--- start Material ---

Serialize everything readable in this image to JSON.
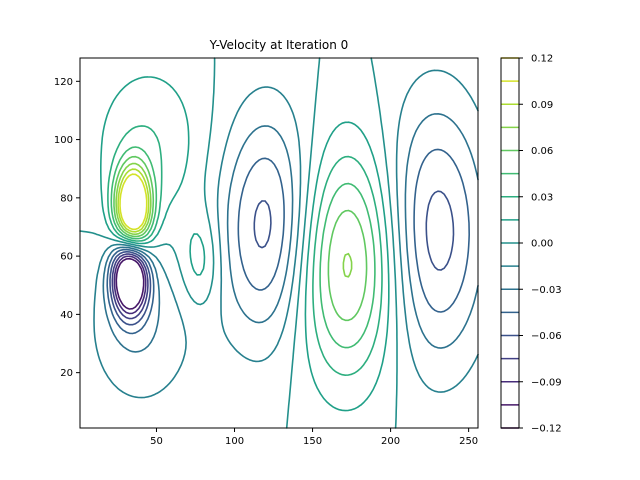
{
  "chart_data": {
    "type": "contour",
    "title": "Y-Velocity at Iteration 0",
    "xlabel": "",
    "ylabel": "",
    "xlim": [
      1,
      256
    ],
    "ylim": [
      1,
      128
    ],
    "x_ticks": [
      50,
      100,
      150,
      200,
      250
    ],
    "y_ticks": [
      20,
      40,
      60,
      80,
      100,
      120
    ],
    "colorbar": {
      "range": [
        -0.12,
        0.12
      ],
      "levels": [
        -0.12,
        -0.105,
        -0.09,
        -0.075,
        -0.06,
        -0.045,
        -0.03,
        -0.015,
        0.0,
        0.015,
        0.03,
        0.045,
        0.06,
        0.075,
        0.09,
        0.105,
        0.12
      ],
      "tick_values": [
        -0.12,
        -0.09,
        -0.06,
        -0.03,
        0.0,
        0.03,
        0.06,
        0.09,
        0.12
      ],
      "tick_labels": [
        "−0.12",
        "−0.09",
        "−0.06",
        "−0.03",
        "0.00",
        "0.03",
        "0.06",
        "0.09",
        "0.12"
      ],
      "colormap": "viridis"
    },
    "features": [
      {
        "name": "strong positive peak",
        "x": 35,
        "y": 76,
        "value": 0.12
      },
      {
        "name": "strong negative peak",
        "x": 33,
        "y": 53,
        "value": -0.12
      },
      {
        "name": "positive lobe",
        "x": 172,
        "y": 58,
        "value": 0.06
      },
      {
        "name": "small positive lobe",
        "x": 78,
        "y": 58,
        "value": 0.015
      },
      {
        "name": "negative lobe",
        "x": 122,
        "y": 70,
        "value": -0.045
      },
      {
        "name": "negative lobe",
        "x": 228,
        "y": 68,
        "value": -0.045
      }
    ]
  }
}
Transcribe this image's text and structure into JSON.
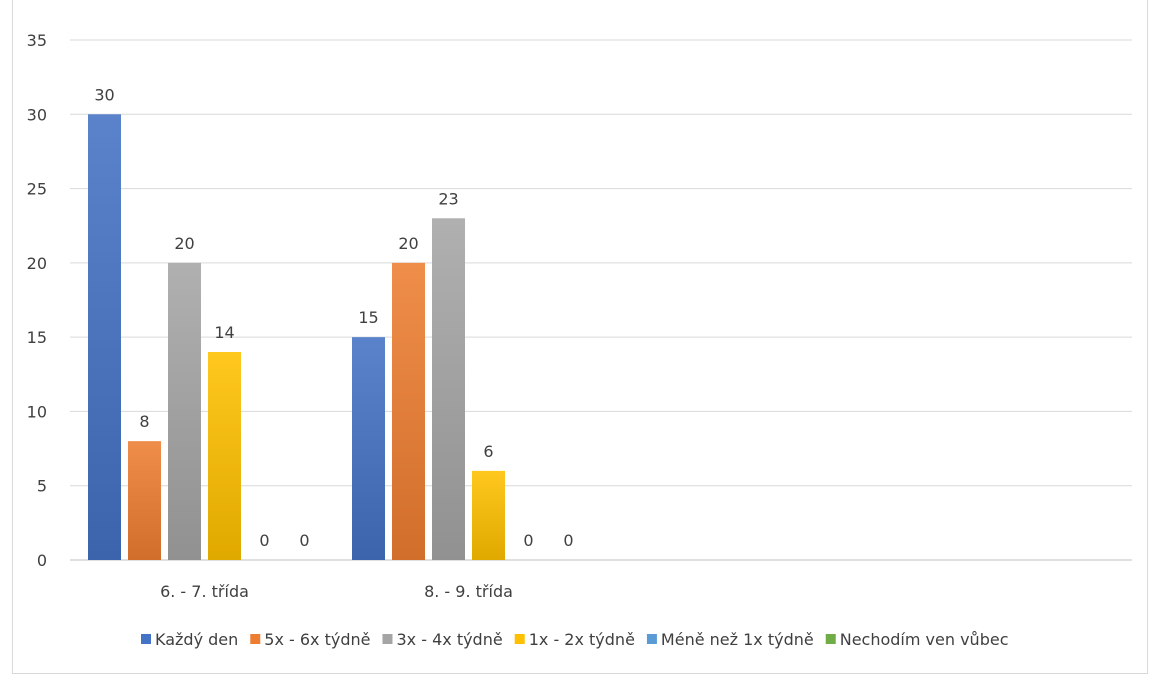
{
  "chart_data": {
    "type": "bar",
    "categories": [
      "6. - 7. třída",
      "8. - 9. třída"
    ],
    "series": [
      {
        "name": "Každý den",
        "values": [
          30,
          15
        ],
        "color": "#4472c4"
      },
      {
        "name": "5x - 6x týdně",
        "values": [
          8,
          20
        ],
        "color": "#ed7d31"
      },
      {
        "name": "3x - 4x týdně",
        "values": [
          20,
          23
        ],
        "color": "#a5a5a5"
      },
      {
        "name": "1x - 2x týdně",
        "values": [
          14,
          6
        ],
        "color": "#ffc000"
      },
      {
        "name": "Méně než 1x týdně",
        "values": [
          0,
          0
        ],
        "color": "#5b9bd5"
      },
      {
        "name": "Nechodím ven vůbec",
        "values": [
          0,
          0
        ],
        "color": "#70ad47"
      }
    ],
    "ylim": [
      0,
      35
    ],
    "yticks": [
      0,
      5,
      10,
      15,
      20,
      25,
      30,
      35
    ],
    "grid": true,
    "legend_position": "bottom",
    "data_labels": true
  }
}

--- end Material ---
--- start Material ---

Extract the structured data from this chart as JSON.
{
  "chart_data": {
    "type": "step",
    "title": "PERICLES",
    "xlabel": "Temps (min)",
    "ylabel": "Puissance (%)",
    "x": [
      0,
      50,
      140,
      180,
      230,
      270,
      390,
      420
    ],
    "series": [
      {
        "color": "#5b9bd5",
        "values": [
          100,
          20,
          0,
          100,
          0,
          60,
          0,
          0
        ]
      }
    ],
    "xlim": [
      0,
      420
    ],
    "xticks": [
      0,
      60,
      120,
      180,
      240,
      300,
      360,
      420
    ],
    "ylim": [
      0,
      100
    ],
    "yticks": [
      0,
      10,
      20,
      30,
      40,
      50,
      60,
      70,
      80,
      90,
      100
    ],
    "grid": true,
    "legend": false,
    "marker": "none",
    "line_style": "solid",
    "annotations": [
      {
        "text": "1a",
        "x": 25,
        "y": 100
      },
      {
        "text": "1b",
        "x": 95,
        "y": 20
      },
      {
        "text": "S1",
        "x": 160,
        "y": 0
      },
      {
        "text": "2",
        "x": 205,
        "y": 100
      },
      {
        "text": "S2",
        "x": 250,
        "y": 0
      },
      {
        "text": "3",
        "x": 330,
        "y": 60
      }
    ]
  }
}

--- end Material ---
--- start Material ---

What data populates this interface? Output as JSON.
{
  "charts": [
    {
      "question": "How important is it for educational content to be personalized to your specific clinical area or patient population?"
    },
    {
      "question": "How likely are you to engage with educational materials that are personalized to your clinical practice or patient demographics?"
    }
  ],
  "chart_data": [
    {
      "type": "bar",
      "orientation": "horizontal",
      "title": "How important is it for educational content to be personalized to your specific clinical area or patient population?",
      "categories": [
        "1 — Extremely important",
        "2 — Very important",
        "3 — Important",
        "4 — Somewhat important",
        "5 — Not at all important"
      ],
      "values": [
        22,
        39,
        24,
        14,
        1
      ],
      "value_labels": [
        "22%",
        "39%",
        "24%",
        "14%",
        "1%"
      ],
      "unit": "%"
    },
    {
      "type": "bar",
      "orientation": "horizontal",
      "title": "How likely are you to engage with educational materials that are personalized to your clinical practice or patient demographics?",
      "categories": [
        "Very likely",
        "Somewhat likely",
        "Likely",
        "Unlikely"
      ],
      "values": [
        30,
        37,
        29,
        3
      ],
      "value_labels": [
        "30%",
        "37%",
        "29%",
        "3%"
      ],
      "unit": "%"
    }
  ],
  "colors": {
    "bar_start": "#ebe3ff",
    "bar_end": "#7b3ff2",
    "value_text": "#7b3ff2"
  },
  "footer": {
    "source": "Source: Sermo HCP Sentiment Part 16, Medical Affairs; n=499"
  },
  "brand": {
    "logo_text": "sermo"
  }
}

--- end Material ---

### Your task
Copy out each line of the entries that holds "engage".

### Right answer
      "question": "How likely are you to engage with educational materials that are personalized to your clinical practice or patient demographics?"
      "title": "How likely are you to engage with educational materials that are personalized to your clinical practice or patient demographics?",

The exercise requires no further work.